§ **Instructions to follow**
Retype the complete listing exactly as it appears.

[Records from a data collection]
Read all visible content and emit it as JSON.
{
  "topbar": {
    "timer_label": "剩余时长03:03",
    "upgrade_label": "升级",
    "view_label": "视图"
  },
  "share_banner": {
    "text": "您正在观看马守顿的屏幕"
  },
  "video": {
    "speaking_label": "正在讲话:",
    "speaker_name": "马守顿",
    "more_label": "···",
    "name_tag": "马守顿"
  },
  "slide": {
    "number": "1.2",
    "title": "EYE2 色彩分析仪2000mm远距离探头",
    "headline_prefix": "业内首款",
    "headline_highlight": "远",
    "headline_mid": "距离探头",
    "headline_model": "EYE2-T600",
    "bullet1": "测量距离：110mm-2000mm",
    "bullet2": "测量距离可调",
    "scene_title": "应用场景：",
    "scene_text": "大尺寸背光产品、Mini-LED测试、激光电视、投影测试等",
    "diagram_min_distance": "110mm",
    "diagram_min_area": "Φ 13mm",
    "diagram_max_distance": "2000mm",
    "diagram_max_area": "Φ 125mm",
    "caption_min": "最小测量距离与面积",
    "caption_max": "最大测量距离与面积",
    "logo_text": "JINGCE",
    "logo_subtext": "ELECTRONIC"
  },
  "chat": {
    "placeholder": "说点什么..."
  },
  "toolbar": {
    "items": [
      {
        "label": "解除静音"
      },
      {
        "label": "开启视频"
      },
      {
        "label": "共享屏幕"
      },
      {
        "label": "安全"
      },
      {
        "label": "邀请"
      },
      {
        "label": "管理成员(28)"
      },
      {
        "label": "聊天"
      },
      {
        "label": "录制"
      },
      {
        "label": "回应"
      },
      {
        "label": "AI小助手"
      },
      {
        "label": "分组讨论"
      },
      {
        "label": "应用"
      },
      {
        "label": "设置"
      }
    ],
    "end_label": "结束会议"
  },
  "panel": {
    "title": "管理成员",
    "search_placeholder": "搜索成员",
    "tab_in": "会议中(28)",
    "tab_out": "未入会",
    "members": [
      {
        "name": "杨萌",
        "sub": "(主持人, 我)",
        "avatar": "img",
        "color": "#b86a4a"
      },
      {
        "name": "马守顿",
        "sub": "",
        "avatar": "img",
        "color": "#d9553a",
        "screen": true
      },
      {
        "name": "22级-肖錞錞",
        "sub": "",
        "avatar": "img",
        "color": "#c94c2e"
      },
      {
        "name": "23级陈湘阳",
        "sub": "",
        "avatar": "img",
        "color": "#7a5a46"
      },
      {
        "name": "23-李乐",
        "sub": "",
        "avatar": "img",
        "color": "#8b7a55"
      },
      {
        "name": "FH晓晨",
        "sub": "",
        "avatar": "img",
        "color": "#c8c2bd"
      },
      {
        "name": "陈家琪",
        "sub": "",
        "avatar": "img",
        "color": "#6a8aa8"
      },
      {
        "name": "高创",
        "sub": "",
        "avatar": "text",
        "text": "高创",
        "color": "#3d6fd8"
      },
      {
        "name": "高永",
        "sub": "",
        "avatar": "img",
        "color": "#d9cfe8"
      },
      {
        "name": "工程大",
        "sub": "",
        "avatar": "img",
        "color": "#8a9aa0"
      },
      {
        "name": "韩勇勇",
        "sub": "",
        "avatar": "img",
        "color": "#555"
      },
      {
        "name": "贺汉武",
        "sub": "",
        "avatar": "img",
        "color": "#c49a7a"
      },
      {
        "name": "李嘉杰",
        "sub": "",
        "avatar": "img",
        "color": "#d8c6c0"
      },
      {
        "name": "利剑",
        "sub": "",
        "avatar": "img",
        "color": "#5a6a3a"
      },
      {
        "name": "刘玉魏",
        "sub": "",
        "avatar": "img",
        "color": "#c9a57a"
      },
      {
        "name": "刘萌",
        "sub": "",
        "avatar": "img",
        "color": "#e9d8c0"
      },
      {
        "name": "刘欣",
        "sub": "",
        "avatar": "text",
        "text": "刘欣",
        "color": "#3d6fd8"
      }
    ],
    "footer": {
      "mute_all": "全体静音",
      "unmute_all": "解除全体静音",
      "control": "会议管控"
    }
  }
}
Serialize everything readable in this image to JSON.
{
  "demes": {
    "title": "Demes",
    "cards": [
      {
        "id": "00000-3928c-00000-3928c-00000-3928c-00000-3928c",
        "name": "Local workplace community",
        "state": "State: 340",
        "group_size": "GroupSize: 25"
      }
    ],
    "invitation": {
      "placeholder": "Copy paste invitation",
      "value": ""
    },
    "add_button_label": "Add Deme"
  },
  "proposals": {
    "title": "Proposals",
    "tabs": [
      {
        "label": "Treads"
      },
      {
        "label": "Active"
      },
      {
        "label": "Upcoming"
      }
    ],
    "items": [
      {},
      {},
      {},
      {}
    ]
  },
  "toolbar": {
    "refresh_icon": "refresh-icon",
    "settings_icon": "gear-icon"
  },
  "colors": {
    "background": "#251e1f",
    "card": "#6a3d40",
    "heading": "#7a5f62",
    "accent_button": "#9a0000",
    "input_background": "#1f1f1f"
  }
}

§ **In response**
Read all visible content and emit it as JSON.
{
  "topbar": {
    "timer_label": "剩余时长03:03",
    "upgrade_label": "升级",
    "view_label": "视图"
  },
  "share_banner": {
    "text": "您正在观看马守顿的屏幕"
  },
  "video": {
    "speaking_label": "正在讲话:",
    "speaker_name": "马守顿",
    "more_label": "···",
    "name_tag": "马守顿"
  },
  "slide": {
    "number": "1.2",
    "title": "EYE2 色彩分析仪2000mm远距离探头",
    "headline_prefix": "业内首款",
    "headline_highlight": "远",
    "headline_mid": "距离探头",
    "headline_model": "EYE2-T600",
    "bullet1": "测量距离：110mm-2000mm",
    "bullet2": "测量距离可调",
    "scene_title": "应用场景：",
    "scene_text": "大尺寸背光产品、Mini-LED测试、激光电视、投影测试等",
    "diagram_min_distance": "110mm",
    "diagram_min_area": "Φ 13mm",
    "diagram_max_distance": "2000mm",
    "diagram_max_area": "Φ 125mm",
    "caption_min": "最小测量距离与面积",
    "caption_max": "最大测量距离与面积",
    "logo_text": "JINGCE",
    "logo_subtext": "ELECTRONIC"
  },
  "chat": {
    "placeholder": "说点什么..."
  },
  "toolbar": {
    "items": [
      {
        "label": "解除静音"
      },
      {
        "label": "开启视频"
      },
      {
        "label": "共享屏幕"
      },
      {
        "label": "安全"
      },
      {
        "label": "邀请"
      },
      {
        "label": "管理成员(28)"
      },
      {
        "label": "聊天"
      },
      {
        "label": "录制"
      },
      {
        "label": "回应"
      },
      {
        "label": "AI小助手"
      },
      {
        "label": "分组讨论"
      },
      {
        "label": "应用"
      },
      {
        "label": "设置"
      }
    ],
    "end_label": "结束会议"
  },
  "panel": {
    "title": "管理成员",
    "search_placeholder": "搜索成员",
    "tab_in": "会议中(28)",
    "tab_out": "未入会",
    "members": [
      {
        "name": "杨萌",
        "sub": "(主持人, 我)",
        "avatar": "img",
        "color": "#b86a4a"
      },
      {
        "name": "马守顿",
        "sub": "",
        "avatar": "img",
        "color": "#d9553a",
        "screen": true
      },
      {
        "name": "22级-肖錞錞",
        "sub": "",
        "avatar": "img",
        "color": "#c94c2e"
      },
      {
        "name": "23级陈湘阳",
        "sub": "",
        "avatar": "img",
        "color": "#7a5a46"
      },
      {
        "name": "23-李乐",
        "sub": "",
        "avatar": "img",
        "color": "#8b7a55"
      },
      {
        "name": "FH晓晨",
        "sub": "",
        "avatar": "img",
        "color": "#c8c2bd"
      },
      {
        "name": "陈家琪",
        "sub": "",
        "avatar": "img",
        "color": "#6a8aa8"
      },
      {
        "name": "高创",
        "sub": "",
        "avatar": "text",
        "text": "高创",
        "color": "#3d6fd8"
      },
      {
        "name": "高永",
        "sub": "",
        "avatar": "img",
        "color": "#d9cfe8"
      },
      {
        "name": "工程大",
        "sub": "",
        "avatar": "img",
        "color": "#8a9aa0"
      },
      {
        "name": "韩勇勇",
        "sub": "",
        "avatar": "img",
        "color": "#555"
      },
      {
        "name": "贺汉武",
        "sub": "",
        "avatar": "img",
        "color": "#c49a7a"
      },
      {
        "name": "李嘉杰",
        "sub": "",
        "avatar": "img",
        "color": "#d8c6c0"
      },
      {
        "name": "利剑",
        "sub": "",
        "avatar": "img",
        "color": "#5a6a3a"
      },
      {
        "name": "刘玉魏",
        "sub": "",
        "avatar": "img",
        "color": "#c9a57a"
      },
      {
        "name": "刘萌",
        "sub": "",
        "avatar": "img",
        "color": "#e9d8c0"
      },
      {
        "name": "刘欣",
        "sub": "",
        "avatar": "text",
        "text": "刘欣",
        "color": "#3d6fd8"
      }
    ],
    "footer": {
      "mute_all": "全体静音",
      "unmute_all": "解除全体静音",
      "control": "会议管控"
    }
  }
}
Serialize everything readable in this image to JSON.
{
  "demes": {
    "title": "Demes",
    "cards": [
      {
        "id": "00000-3928c-00000-3928c-00000-3928c-00000-3928c",
        "name": "Local workplace community",
        "state": "State: 340",
        "group_size": "GroupSize: 25"
      }
    ],
    "invitation": {
      "placeholder": "Copy paste invitation",
      "value": ""
    },
    "add_button_label": "Add Deme"
  },
  "proposals": {
    "title": "Proposals",
    "tabs": [
      {
        "label": "Treads"
      },
      {
        "label": "Active"
      },
      {
        "label": "Upcoming"
      }
    ],
    "items": [
      {},
      {},
      {},
      {}
    ]
  },
  "toolbar": {
    "refresh_icon": "refresh-icon",
    "settings_icon": "gear-icon"
  },
  "colors": {
    "background": "#251e1f",
    "card": "#6a3d40",
    "heading": "#7a5f62",
    "accent_button": "#9a0000",
    "input_background": "#1f1f1f"
  }
}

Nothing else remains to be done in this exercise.